Saved entries
——————————

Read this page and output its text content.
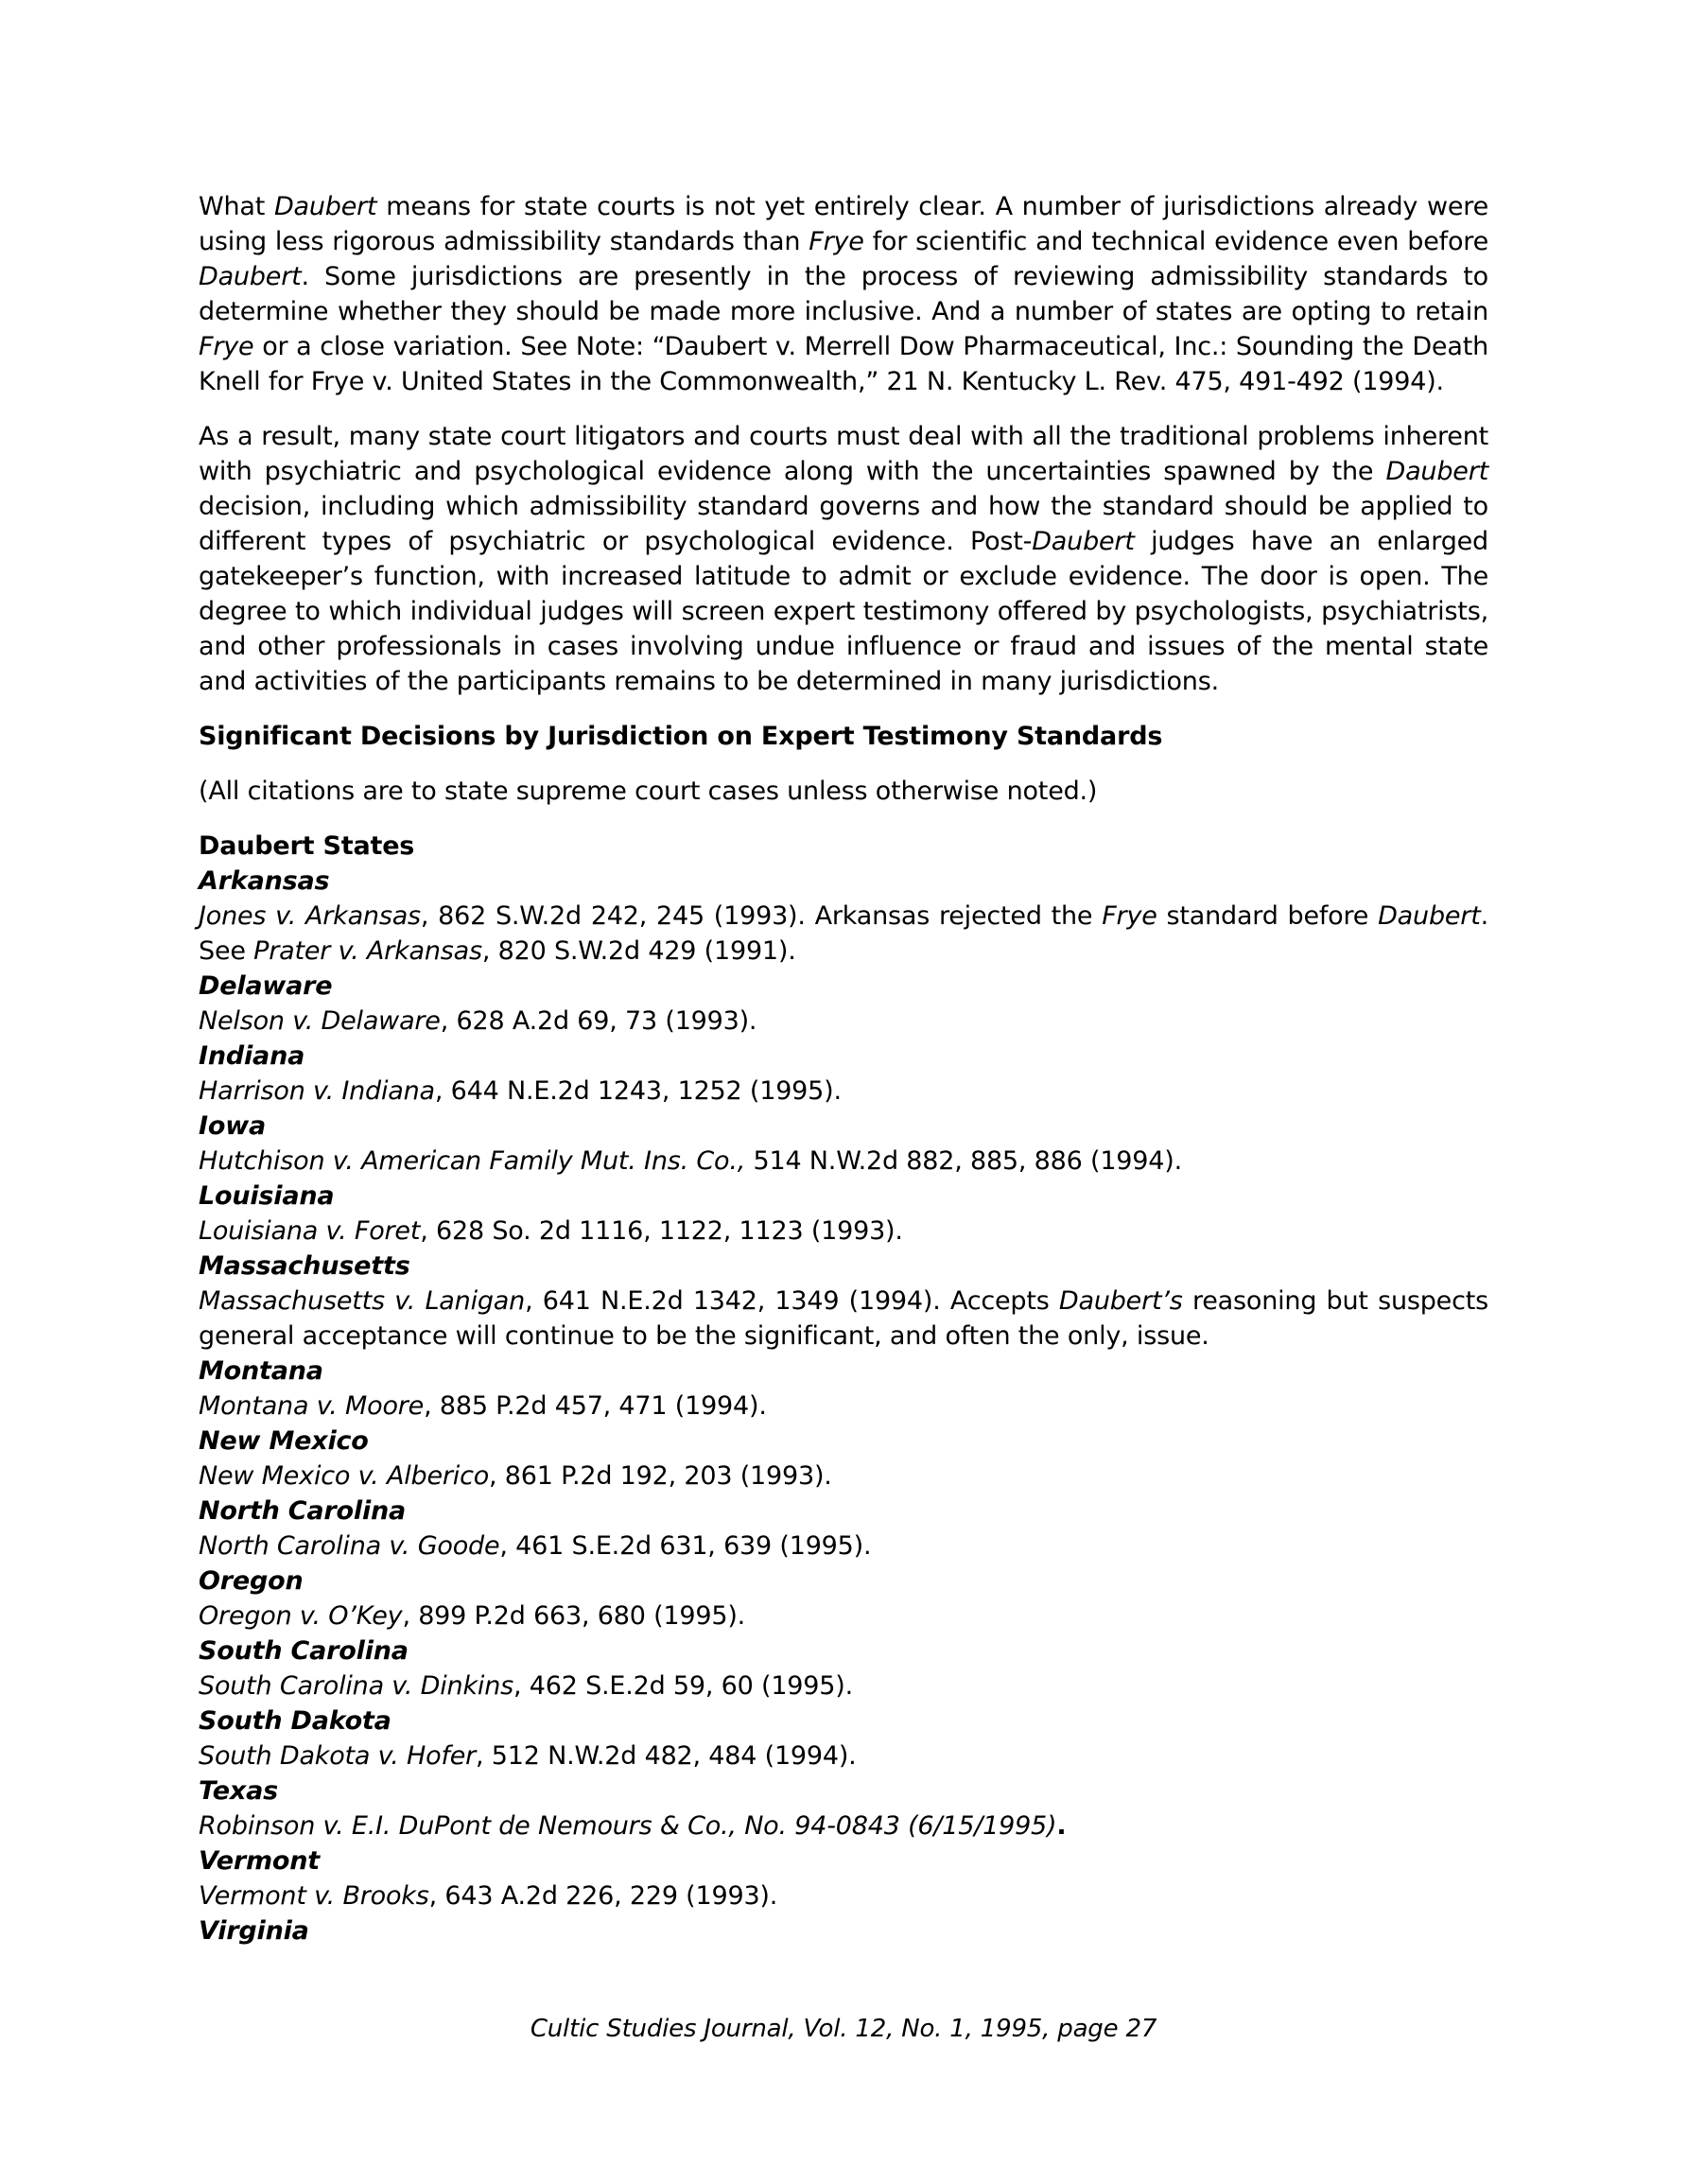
What Daubert means for state courts is not yet entirely clear. A number of jurisdictions already were using less rigorous admissibility standards than Frye for scientific and technical evidence even before Daubert. Some jurisdictions are presently in the process of reviewing admissibility standards to determine whether they should be made more inclusive. And a number of states are opting to retain Frye or a close variation. See Note: “Daubert v. Merrell Dow Pharmaceutical, Inc.: Sounding the Death Knell for Frye v. United States in the Commonwealth,” 21 N. Kentucky L. Rev. 475, 491-492 (1994).

As a result, many state court litigators and courts must deal with all the traditional problems inherent with psychiatric and psychological evidence along with the uncertainties spawned by the Daubert decision, including which admissibility standard governs and how the standard should be applied to different types of psychiatric or psychological evidence. Post-Daubert judges have an enlarged gatekeeper’s function, with increased latitude to admit or exclude evidence. The door is open. The degree to which individual judges will screen expert testimony offered by psychologists, psychiatrists, and other professionals in cases involving undue influence or fraud and issues of the mental state and activities of the participants remains to be determined in many jurisdictions.

Significant Decisions by Jurisdiction on Expert Testimony Standards

(All citations are to state supreme court cases unless otherwise noted.)

Daubert States

Arkansas

Jones v. Arkansas, 862 S.W.2d 242, 245 (1993). Arkansas rejected the Frye standard before Daubert. See Prater v. Arkansas, 820 S.W.2d 429 (1991).

Delaware

Nelson v. Delaware, 628 A.2d 69, 73 (1993).

Indiana

Harrison v. Indiana, 644 N.E.2d 1243, 1252 (1995).

Iowa

Hutchison v. American Family Mut. Ins. Co., 514 N.W.2d 882, 885, 886 (1994).

Louisiana

Louisiana v. Foret, 628 So. 2d 1116, 1122, 1123 (1993).

Massachusetts

Massachusetts v. Lanigan, 641 N.E.2d 1342, 1349 (1994). Accepts Daubert’s reasoning but suspects general acceptance will continue to be the significant, and often the only, issue.

Montana

Montana v. Moore, 885 P.2d 457, 471 (1994).

New Mexico

New Mexico v. Alberico, 861 P.2d 192, 203 (1993).

North Carolina

North Carolina v. Goode, 461 S.E.2d 631, 639 (1995).

Oregon

Oregon v. O’Key, 899 P.2d 663, 680 (1995).

South Carolina

South Carolina v. Dinkins, 462 S.E.2d 59, 60 (1995).

South Dakota

South Dakota v. Hofer, 512 N.W.2d 482, 484 (1994).

Texas

Robinson v. E.I. DuPont de Nemours & Co., No. 94-0843 (6/15/1995).

Vermont

Vermont v. Brooks, 643 A.2d 226, 229 (1993).

Virginia

Cultic Studies Journal, Vol. 12, No. 1, 1995, page 27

——————————

WHAT YOU HAVE TO DO: Identify each line containing the string "Montana" and copy it out.

ANSWER BELOW:
Montana
Montana v. Moore, 885 P.2d 457, 471 (1994).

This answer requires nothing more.